Extract each line where the string "value" shows up.

[Excerpt from a dataset]
^^^^^^^^

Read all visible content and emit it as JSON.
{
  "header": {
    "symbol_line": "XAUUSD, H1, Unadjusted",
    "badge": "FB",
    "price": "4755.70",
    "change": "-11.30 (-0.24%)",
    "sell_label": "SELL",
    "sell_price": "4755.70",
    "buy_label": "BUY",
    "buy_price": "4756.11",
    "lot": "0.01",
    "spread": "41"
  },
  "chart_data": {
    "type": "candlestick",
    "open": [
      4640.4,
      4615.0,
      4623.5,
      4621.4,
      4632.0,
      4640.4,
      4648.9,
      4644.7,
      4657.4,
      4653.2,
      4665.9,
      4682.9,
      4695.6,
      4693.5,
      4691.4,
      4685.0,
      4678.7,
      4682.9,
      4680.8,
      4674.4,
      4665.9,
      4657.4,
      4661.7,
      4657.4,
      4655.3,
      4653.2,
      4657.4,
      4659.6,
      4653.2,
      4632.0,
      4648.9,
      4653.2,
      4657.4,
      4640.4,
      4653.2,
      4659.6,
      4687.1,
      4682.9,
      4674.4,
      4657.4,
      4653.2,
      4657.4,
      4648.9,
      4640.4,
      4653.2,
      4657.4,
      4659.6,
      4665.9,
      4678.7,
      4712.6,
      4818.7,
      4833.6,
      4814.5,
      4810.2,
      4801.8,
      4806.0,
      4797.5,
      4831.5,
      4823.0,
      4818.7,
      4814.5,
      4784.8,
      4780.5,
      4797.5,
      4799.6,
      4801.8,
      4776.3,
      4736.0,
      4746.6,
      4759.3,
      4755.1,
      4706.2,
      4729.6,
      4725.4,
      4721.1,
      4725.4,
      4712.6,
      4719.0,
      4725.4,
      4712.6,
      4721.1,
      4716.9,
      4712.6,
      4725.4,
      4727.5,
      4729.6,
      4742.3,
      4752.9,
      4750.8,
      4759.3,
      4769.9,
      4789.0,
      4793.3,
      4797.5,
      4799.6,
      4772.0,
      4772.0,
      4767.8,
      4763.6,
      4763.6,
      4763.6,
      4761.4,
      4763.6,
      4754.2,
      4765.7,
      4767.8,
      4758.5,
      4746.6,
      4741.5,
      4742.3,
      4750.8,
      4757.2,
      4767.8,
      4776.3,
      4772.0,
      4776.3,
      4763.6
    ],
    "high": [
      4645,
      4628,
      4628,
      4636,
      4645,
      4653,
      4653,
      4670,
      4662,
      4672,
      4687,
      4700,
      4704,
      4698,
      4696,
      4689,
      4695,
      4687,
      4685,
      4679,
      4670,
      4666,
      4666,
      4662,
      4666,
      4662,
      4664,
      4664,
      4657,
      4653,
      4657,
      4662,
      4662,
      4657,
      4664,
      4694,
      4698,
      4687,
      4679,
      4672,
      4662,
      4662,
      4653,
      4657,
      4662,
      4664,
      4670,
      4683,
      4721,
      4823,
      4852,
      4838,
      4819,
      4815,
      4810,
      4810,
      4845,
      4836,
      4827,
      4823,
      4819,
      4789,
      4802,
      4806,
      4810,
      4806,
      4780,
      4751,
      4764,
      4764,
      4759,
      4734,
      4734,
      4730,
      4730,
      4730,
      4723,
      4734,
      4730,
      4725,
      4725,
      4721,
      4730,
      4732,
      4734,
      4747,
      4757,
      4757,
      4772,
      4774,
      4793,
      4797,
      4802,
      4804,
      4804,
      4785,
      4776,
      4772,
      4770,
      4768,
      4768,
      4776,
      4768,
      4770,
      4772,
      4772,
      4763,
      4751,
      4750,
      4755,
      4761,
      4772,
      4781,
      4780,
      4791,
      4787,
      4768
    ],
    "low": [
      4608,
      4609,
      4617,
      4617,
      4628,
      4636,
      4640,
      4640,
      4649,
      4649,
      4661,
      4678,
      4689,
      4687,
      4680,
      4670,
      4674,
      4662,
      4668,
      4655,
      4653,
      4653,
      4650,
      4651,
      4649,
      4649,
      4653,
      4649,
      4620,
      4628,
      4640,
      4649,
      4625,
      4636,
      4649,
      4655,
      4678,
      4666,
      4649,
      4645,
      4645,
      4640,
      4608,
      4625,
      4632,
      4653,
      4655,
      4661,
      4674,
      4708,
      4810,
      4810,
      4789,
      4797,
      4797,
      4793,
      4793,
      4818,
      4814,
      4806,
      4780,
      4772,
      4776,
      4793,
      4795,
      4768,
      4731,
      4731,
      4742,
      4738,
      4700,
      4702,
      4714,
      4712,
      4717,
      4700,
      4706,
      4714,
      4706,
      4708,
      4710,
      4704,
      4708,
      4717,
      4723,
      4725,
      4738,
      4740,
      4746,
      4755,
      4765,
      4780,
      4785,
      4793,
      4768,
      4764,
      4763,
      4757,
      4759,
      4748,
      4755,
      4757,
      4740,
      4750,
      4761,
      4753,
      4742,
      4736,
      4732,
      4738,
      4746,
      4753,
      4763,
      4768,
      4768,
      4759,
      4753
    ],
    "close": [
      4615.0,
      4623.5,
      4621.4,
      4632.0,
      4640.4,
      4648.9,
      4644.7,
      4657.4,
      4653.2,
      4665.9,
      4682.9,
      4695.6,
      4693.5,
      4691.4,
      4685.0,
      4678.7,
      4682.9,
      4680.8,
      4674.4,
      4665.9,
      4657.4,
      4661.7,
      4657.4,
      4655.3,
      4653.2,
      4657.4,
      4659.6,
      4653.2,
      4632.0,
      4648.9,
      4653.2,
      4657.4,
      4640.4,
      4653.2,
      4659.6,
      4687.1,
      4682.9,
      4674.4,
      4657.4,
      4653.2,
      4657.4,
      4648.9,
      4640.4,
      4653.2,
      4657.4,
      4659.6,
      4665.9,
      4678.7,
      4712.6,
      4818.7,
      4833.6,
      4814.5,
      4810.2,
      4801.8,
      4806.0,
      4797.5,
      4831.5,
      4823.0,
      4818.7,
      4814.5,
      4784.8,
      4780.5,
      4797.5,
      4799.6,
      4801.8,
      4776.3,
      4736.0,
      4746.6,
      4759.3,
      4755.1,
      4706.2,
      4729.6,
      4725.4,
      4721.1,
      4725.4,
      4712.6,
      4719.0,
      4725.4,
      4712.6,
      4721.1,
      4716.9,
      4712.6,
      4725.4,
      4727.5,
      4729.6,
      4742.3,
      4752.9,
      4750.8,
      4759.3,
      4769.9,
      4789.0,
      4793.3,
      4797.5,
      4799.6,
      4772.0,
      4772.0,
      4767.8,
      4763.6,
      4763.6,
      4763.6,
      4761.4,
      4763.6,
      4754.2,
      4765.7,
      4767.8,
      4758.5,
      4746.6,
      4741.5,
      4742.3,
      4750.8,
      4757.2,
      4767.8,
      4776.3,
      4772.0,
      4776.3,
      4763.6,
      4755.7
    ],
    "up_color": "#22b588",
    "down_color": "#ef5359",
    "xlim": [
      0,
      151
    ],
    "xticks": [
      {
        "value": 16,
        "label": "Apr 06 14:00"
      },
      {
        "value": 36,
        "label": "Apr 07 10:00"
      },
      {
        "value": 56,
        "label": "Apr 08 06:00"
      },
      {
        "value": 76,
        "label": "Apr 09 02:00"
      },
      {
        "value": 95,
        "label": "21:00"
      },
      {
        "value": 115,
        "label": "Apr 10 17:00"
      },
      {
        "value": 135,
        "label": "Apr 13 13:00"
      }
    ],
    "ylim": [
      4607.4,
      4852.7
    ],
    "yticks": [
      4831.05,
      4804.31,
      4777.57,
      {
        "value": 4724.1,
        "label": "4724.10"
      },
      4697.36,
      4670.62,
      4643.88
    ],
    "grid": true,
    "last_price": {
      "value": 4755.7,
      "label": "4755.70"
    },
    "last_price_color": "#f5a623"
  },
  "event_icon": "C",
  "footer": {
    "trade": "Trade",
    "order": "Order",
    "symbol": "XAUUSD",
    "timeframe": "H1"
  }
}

^^^^^^^^

[WORKED ANSWER]
        "value": 16,
        "value": 36,
        "value": 56,
        "value": 76,
        "value": 95,
        "value": 115,
        "value": 135,
        "value": 4724.1,
      "value": 4755.7,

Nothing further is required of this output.